>> begin Data
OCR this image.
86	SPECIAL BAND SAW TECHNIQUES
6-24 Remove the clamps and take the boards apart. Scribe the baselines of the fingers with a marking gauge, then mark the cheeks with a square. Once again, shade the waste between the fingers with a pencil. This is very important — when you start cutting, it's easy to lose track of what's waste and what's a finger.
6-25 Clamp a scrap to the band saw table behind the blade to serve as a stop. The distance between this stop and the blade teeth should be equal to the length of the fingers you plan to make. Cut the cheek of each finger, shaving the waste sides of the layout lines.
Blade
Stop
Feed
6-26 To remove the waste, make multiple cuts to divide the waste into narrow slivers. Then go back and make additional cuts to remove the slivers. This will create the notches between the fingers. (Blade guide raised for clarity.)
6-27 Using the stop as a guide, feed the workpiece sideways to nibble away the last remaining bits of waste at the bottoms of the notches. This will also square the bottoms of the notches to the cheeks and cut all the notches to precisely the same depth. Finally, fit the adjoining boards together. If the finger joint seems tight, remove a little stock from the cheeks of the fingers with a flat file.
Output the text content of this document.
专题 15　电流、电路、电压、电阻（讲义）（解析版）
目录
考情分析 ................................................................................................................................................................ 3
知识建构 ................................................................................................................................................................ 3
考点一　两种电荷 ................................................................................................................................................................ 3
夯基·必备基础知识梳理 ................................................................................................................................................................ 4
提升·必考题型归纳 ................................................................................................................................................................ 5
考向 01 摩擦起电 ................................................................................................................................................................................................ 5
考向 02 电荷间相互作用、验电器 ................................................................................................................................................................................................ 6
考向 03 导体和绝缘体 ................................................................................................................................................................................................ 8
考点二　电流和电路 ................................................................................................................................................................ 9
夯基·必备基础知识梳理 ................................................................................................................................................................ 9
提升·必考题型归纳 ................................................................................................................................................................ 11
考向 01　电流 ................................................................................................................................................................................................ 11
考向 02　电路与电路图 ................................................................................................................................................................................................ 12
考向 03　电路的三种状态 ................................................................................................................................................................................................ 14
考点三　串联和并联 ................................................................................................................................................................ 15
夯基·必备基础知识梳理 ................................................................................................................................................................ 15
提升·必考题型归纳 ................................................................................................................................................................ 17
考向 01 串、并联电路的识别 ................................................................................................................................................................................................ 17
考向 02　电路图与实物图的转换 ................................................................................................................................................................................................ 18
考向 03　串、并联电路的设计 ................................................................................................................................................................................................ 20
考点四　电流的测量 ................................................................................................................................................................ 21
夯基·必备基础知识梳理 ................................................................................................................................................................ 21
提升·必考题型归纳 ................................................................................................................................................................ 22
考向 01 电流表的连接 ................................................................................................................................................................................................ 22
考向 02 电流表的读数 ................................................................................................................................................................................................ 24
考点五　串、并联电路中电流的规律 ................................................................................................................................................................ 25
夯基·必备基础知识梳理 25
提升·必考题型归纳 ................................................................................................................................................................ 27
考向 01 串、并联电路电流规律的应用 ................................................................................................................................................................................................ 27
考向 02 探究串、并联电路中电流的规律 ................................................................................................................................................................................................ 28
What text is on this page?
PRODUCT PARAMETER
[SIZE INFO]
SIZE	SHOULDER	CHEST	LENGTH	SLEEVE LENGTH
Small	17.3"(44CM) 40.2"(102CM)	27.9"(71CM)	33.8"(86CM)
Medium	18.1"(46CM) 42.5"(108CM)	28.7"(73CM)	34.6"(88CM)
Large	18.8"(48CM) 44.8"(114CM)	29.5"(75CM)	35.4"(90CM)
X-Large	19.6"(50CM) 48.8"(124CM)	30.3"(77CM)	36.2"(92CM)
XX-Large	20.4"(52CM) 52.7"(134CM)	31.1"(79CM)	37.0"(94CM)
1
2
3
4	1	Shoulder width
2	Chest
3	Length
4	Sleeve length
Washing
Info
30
>> end Data
Exercise details
Reply with the number of lines in the material above that contain "必备基础知识梳理", and nothing more.

Result of the task
5